What to do: Extract every line of the material below and reproduce it faithfully.

··· Data provided ···

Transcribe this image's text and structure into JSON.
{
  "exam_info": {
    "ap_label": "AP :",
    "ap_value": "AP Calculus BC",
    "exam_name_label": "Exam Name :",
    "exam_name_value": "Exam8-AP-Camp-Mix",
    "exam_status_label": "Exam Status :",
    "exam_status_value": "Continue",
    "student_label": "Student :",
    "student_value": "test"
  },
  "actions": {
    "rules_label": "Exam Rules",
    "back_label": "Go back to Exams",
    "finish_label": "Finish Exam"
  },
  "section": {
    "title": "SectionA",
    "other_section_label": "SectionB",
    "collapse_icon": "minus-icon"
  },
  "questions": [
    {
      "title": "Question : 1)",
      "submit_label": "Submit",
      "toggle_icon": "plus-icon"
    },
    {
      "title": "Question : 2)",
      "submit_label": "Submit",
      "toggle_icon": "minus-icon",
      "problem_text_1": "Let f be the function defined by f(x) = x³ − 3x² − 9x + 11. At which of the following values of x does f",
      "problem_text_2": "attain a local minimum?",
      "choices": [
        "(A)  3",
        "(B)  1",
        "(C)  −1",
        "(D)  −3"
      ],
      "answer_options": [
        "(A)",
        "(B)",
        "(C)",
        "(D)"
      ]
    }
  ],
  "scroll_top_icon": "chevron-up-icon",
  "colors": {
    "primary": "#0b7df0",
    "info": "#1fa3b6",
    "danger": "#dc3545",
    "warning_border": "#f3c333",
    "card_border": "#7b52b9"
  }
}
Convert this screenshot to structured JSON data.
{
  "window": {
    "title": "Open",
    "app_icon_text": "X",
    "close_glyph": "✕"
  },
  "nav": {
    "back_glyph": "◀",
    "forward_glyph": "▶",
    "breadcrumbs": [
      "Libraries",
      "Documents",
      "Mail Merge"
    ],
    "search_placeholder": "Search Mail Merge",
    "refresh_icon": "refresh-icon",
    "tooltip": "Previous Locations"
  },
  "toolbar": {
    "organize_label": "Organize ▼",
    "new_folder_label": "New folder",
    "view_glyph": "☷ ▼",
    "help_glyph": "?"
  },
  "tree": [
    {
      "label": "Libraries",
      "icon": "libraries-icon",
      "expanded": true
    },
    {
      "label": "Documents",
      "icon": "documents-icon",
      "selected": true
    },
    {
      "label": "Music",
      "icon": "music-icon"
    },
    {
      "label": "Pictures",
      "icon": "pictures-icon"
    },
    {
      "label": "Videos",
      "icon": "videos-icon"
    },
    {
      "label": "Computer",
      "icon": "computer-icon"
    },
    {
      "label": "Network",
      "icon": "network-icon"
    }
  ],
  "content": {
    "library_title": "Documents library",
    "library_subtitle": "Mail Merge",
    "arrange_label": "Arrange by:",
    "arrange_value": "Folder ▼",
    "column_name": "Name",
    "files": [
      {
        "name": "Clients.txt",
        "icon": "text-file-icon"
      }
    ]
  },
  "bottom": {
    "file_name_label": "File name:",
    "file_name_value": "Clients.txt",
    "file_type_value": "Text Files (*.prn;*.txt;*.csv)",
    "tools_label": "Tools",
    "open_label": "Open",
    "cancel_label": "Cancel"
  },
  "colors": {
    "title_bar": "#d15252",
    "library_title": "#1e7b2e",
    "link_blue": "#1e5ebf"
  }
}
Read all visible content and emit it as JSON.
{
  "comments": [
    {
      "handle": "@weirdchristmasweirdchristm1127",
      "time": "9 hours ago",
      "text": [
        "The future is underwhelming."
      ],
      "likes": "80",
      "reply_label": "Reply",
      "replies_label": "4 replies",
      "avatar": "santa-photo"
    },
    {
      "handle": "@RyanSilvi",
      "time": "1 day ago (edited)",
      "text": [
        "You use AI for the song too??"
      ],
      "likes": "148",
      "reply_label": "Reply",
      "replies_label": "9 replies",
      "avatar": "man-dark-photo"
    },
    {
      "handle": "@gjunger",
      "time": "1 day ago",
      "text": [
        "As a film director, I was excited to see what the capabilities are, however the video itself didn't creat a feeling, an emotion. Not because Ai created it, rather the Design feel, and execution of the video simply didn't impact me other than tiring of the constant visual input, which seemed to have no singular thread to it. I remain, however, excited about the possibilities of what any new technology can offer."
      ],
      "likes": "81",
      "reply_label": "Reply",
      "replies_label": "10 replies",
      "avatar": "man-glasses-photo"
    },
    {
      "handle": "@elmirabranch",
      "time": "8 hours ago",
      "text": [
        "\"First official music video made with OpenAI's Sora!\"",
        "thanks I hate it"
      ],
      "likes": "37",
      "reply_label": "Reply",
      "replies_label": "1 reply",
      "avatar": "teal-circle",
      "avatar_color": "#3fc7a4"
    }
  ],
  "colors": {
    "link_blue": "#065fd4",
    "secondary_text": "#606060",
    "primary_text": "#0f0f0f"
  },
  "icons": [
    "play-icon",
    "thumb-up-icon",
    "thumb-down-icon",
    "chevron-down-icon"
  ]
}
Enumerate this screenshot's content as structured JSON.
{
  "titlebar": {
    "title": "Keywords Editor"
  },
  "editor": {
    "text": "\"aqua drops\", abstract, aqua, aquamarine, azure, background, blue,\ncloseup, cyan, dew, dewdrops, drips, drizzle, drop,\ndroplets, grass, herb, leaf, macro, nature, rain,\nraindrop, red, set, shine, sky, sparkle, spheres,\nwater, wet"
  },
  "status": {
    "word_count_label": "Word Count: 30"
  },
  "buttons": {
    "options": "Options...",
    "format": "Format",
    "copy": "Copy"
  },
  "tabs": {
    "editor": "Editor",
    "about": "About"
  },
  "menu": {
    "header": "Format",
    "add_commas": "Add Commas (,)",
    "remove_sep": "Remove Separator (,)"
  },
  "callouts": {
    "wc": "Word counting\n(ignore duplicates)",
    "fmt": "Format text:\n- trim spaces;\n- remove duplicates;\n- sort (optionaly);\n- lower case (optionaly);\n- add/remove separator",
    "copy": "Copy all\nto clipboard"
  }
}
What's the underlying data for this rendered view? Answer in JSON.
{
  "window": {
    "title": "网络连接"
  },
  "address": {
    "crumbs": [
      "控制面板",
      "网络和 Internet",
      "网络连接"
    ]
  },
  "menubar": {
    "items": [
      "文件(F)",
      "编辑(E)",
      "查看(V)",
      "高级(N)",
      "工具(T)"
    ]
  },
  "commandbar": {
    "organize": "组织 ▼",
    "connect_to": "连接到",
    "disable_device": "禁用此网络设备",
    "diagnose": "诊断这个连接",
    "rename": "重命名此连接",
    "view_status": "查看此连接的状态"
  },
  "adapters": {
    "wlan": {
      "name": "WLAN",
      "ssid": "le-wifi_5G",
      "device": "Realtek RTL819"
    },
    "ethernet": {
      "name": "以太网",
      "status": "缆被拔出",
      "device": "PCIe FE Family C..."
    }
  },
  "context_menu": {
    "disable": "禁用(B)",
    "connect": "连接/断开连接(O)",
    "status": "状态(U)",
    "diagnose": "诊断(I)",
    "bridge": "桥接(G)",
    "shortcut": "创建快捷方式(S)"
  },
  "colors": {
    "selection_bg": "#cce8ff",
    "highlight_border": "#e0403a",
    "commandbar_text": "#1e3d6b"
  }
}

···

Correct result:
Transcribe this image's text and structure into JSON.
{
  "exam_info": {
    "ap_label": "AP :",
    "ap_value": "AP Calculus BC",
    "exam_name_label": "Exam Name :",
    "exam_name_value": "Exam8-AP-Camp-Mix",
    "exam_status_label": "Exam Status :",
    "exam_status_value": "Continue",
    "student_label": "Student :",
    "student_value": "test"
  },
  "actions": {
    "rules_label": "Exam Rules",
    "back_label": "Go back to Exams",
    "finish_label": "Finish Exam"
  },
  "section": {
    "title": "SectionA",
    "other_section_label": "SectionB",
    "collapse_icon": "minus-icon"
  },
  "questions": [
    {
      "title": "Question : 1)",
      "submit_label": "Submit",
      "toggle_icon": "plus-icon"
    },
    {
      "title": "Question : 2)",
      "submit_label": "Submit",
      "toggle_icon": "minus-icon",
      "problem_text_1": "Let f be the function defined by f(x) = x³ − 3x² − 9x + 11. At which of the following values of x does f",
      "problem_text_2": "attain a local minimum?",
      "choices": [
        "(A)  3",
        "(B)  1",
        "(C)  −1",
        "(D)  −3"
      ],
      "answer_options": [
        "(A)",
        "(B)",
        "(C)",
        "(D)"
      ]
    }
  ],
  "scroll_top_icon": "chevron-up-icon",
  "colors": {
    "primary": "#0b7df0",
    "info": "#1fa3b6",
    "danger": "#dc3545",
    "warning_border": "#f3c333",
    "card_border": "#7b52b9"
  }
}
Convert this screenshot to structured JSON data.
{
  "window": {
    "title": "Open",
    "app_icon_text": "X",
    "close_glyph": "✕"
  },
  "nav": {
    "back_glyph": "◀",
    "forward_glyph": "▶",
    "breadcrumbs": [
      "Libraries",
      "Documents",
      "Mail Merge"
    ],
    "search_placeholder": "Search Mail Merge",
    "refresh_icon": "refresh-icon",
    "tooltip": "Previous Locations"
  },
  "toolbar": {
    "organize_label": "Organize ▼",
    "new_folder_label": "New folder",
    "view_glyph": "☷ ▼",
    "help_glyph": "?"
  },
  "tree": [
    {
      "label": "Libraries",
      "icon": "libraries-icon",
      "expanded": true
    },
    {
      "label": "Documents",
      "icon": "documents-icon",
      "selected": true
    },
    {
      "label": "Music",
      "icon": "music-icon"
    },
    {
      "label": "Pictures",
      "icon": "pictures-icon"
    },
    {
      "label": "Videos",
      "icon": "videos-icon"
    },
    {
      "label": "Computer",
      "icon": "computer-icon"
    },
    {
      "label": "Network",
      "icon": "network-icon"
    }
  ],
  "content": {
    "library_title": "Documents library",
    "library_subtitle": "Mail Merge",
    "arrange_label": "Arrange by:",
    "arrange_value": "Folder ▼",
    "column_name": "Name",
    "files": [
      {
        "name": "Clients.txt",
        "icon": "text-file-icon"
      }
    ]
  },
  "bottom": {
    "file_name_label": "File name:",
    "file_name_value": "Clients.txt",
    "file_type_value": "Text Files (*.prn;*.txt;*.csv)",
    "tools_label": "Tools",
    "open_label": "Open",
    "cancel_label": "Cancel"
  },
  "colors": {
    "title_bar": "#d15252",
    "library_title": "#1e7b2e",
    "link_blue": "#1e5ebf"
  }
}
Read all visible content and emit it as JSON.
{
  "comments": [
    {
      "handle": "@weirdchristmasweirdchristm1127",
      "time": "9 hours ago",
      "text": [
        "The future is underwhelming."
      ],
      "likes": "80",
      "reply_label": "Reply",
      "replies_label": "4 replies",
      "avatar": "santa-photo"
    },
    {
      "handle": "@RyanSilvi",
      "time": "1 day ago (edited)",
      "text": [
        "You use AI for the song too??"
      ],
      "likes": "148",
      "reply_label": "Reply",
      "replies_label": "9 replies",
      "avatar": "man-dark-photo"
    },
    {
      "handle": "@gjunger",
      "time": "1 day ago",
      "text": [
        "As a film director, I was excited to see what the capabilities are, however the video itself didn't creat a feeling, an emotion. Not because Ai created it, rather the Design feel, and execution of the video simply didn't impact me other than tiring of the constant visual input, which seemed to have no singular thread to it. I remain, however, excited about the possibilities of what any new technology can offer."
      ],
      "likes": "81",
      "reply_label": "Reply",
      "replies_label": "10 replies",
      "avatar": "man-glasses-photo"
    },
    {
      "handle": "@elmirabranch",
      "time": "8 hours ago",
      "text": [
        "\"First official music video made with OpenAI's Sora!\"",
        "thanks I hate it"
      ],
      "likes": "37",
      "reply_label": "Reply",
      "replies_label": "1 reply",
      "avatar": "teal-circle",
      "avatar_color": "#3fc7a4"
    }
  ],
  "colors": {
    "link_blue": "#065fd4",
    "secondary_text": "#606060",
    "primary_text": "#0f0f0f"
  },
  "icons": [
    "play-icon",
    "thumb-up-icon",
    "thumb-down-icon",
    "chevron-down-icon"
  ]
}
Enumerate this screenshot's content as structured JSON.
{
  "titlebar": {
    "title": "Keywords Editor"
  },
  "editor": {
    "text": "\"aqua drops\", abstract, aqua, aquamarine, azure, background, blue,\ncloseup, cyan, dew, dewdrops, drips, drizzle, drop,\ndroplets, grass, herb, leaf, macro, nature, rain,\nraindrop, red, set, shine, sky, sparkle, spheres,\nwater, wet"
  },
  "status": {
    "word_count_label": "Word Count: 30"
  },
  "buttons": {
    "options": "Options...",
    "format": "Format",
    "copy": "Copy"
  },
  "tabs": {
    "editor": "Editor",
    "about": "About"
  },
  "menu": {
    "header": "Format",
    "add_commas": "Add Commas (,)",
    "remove_sep": "Remove Separator (,)"
  },
  "callouts": {
    "wc": "Word counting\n(ignore duplicates)",
    "fmt": "Format text:\n- trim spaces;\n- remove duplicates;\n- sort (optionaly);\n- lower case (optionaly);\n- add/remove separator",
    "copy": "Copy all\nto clipboard"
  }
}
What's the underlying data for this rendered view? Answer in JSON.
{
  "window": {
    "title": "网络连接"
  },
  "address": {
    "crumbs": [
      "控制面板",
      "网络和 Internet",
      "网络连接"
    ]
  },
  "menubar": {
    "items": [
      "文件(F)",
      "编辑(E)",
      "查看(V)",
      "高级(N)",
      "工具(T)"
    ]
  },
  "commandbar": {
    "organize": "组织 ▼",
    "connect_to": "连接到",
    "disable_device": "禁用此网络设备",
    "diagnose": "诊断这个连接",
    "rename": "重命名此连接",
    "view_status": "查看此连接的状态"
  },
  "adapters": {
    "wlan": {
      "name": "WLAN",
      "ssid": "le-wifi_5G",
      "device": "Realtek RTL819"
    },
    "ethernet": {
      "name": "以太网",
      "status": "缆被拔出",
      "device": "PCIe FE Family C..."
    }
  },
  "context_menu": {
    "disable": "禁用(B)",
    "connect": "连接/断开连接(O)",
    "status": "状态(U)",
    "diagnose": "诊断(I)",
    "bridge": "桥接(G)",
    "shortcut": "创建快捷方式(S)"
  },
  "colors": {
    "selection_bg": "#cce8ff",
    "highlight_border": "#e0403a",
    "commandbar_text": "#1e3d6b"
  }
}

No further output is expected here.